----- DATA TO USE

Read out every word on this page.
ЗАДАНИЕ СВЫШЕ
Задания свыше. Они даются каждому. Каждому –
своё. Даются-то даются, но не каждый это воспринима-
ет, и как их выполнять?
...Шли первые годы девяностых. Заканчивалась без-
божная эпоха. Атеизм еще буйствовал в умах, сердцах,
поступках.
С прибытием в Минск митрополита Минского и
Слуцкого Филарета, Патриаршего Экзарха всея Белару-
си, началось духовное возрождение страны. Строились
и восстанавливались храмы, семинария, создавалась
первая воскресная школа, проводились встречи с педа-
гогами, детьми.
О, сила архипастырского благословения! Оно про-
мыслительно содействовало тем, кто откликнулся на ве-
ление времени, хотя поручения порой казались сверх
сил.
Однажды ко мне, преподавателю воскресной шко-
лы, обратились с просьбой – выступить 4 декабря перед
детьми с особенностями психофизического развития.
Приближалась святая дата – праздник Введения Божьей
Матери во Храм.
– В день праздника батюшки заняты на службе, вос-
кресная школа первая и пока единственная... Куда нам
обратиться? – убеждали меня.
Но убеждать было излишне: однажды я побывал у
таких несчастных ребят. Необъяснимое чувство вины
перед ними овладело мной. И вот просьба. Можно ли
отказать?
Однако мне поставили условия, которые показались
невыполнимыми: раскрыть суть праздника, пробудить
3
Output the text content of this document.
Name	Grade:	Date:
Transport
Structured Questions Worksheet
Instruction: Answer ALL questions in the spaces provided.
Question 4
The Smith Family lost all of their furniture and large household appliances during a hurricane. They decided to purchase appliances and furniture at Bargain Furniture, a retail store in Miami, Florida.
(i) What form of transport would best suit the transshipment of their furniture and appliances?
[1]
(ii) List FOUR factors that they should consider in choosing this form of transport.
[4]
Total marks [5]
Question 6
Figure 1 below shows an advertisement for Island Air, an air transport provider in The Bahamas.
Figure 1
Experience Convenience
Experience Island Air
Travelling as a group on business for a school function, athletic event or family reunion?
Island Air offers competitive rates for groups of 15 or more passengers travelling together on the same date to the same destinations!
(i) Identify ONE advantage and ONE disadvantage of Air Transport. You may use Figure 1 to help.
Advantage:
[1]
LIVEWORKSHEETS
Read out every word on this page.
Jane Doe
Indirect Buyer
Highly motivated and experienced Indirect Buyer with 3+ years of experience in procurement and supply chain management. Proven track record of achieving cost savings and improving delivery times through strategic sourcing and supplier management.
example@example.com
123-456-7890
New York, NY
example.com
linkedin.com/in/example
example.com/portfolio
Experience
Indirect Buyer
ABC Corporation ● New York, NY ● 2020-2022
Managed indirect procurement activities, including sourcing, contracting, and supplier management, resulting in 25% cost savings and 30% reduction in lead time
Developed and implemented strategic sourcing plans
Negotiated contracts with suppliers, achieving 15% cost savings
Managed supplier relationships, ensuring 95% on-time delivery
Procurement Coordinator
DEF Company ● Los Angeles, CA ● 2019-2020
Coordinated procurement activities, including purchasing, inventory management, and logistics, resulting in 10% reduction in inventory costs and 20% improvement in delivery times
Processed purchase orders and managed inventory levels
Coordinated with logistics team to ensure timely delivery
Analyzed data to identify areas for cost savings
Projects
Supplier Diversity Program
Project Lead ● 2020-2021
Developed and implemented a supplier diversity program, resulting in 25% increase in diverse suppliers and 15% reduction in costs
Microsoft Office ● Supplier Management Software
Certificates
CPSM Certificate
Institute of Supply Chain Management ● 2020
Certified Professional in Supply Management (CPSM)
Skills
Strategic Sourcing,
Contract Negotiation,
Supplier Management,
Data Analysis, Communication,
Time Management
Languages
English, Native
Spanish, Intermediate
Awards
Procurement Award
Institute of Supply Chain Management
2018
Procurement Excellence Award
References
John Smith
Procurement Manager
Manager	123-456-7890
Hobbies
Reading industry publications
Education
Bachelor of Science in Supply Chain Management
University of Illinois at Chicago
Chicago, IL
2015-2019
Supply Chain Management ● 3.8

----------

TASK STATEMENT:
Restate each record word for word.

OUTPUT OF THE TASK:
Read out every word on this page.
ЗАДАНИЕ СВЫШЕ
Задания свыше. Они даются каждому. Каждому –
своё. Даются-то даются, но не каждый это воспринима-
ет, и как их выполнять?
...Шли первые годы девяностых. Заканчивалась без-
божная эпоха. Атеизм еще буйствовал в умах, сердцах,
поступках.
С прибытием в Минск митрополита Минского и
Слуцкого Филарета, Патриаршего Экзарха всея Белару-
си, началось духовное возрождение страны. Строились
и восстанавливались храмы, семинария, создавалась
первая воскресная школа, проводились встречи с педа-
гогами, детьми.
О, сила архипастырского благословения! Оно про-
мыслительно содействовало тем, кто откликнулся на ве-
ление времени, хотя поручения порой казались сверх
сил.
Однажды ко мне, преподавателю воскресной шко-
лы, обратились с просьбой – выступить 4 декабря перед
детьми с особенностями психофизического развития.
Приближалась святая дата – праздник Введения Божьей
Матери во Храм.
– В день праздника батюшки заняты на службе, вос-
кресная школа первая и пока единственная... Куда нам
обратиться? – убеждали меня.
Но убеждать было излишне: однажды я побывал у
таких несчастных ребят. Необъяснимое чувство вины
перед ними овладело мной. И вот просьба. Можно ли
отказать?
Однако мне поставили условия, которые показались
невыполнимыми: раскрыть суть праздника, пробудить
3
Output the text content of this document.
Name	Grade:	Date:
Transport
Structured Questions Worksheet
Instruction: Answer ALL questions in the spaces provided.
Question 4
The Smith Family lost all of their furniture and large household appliances during a hurricane. They decided to purchase appliances and furniture at Bargain Furniture, a retail store in Miami, Florida.
(i) What form of transport would best suit the transshipment of their furniture and appliances?
[1]
(ii) List FOUR factors that they should consider in choosing this form of transport.
[4]
Total marks [5]
Question 6
Figure 1 below shows an advertisement for Island Air, an air transport provider in The Bahamas.
Figure 1
Experience Convenience
Experience Island Air
Travelling as a group on business for a school function, athletic event or family reunion?
Island Air offers competitive rates for groups of 15 or more passengers travelling together on the same date to the same destinations!
(i) Identify ONE advantage and ONE disadvantage of Air Transport. You may use Figure 1 to help.
Advantage:
[1]
LIVEWORKSHEETS
Read out every word on this page.
Jane Doe
Indirect Buyer
Highly motivated and experienced Indirect Buyer with 3+ years of experience in procurement and supply chain management. Proven track record of achieving cost savings and improving delivery times through strategic sourcing and supplier management.
example@example.com
123-456-7890
New York, NY
example.com
linkedin.com/in/example
example.com/portfolio
Experience
Indirect Buyer
ABC Corporation ● New York, NY ● 2020-2022
Managed indirect procurement activities, including sourcing, contracting, and supplier management, resulting in 25% cost savings and 30% reduction in lead time
Developed and implemented strategic sourcing plans
Negotiated contracts with suppliers, achieving 15% cost savings
Managed supplier relationships, ensuring 95% on-time delivery
Procurement Coordinator
DEF Company ● Los Angeles, CA ● 2019-2020
Coordinated procurement activities, including purchasing, inventory management, and logistics, resulting in 10% reduction in inventory costs and 20% improvement in delivery times
Processed purchase orders and managed inventory levels
Coordinated with logistics team to ensure timely delivery
Analyzed data to identify areas for cost savings
Projects
Supplier Diversity Program
Project Lead ● 2020-2021
Developed and implemented a supplier diversity program, resulting in 25% increase in diverse suppliers and 15% reduction in costs
Microsoft Office ● Supplier Management Software
Certificates
CPSM Certificate
Institute of Supply Chain Management ● 2020
Certified Professional in Supply Management (CPSM)
Skills
Strategic Sourcing,
Contract Negotiation,
Supplier Management,
Data Analysis, Communication,
Time Management
Languages
English, Native
Spanish, Intermediate
Awards
Procurement Award
Institute of Supply Chain Management
2018
Procurement Excellence Award
References
John Smith
Procurement Manager
Manager	123-456-7890
Hobbies
Reading industry publications
Education
Bachelor of Science in Supply Chain Management
University of Illinois at Chicago
Chicago, IL
2015-2019
Supply Chain Management ● 3.8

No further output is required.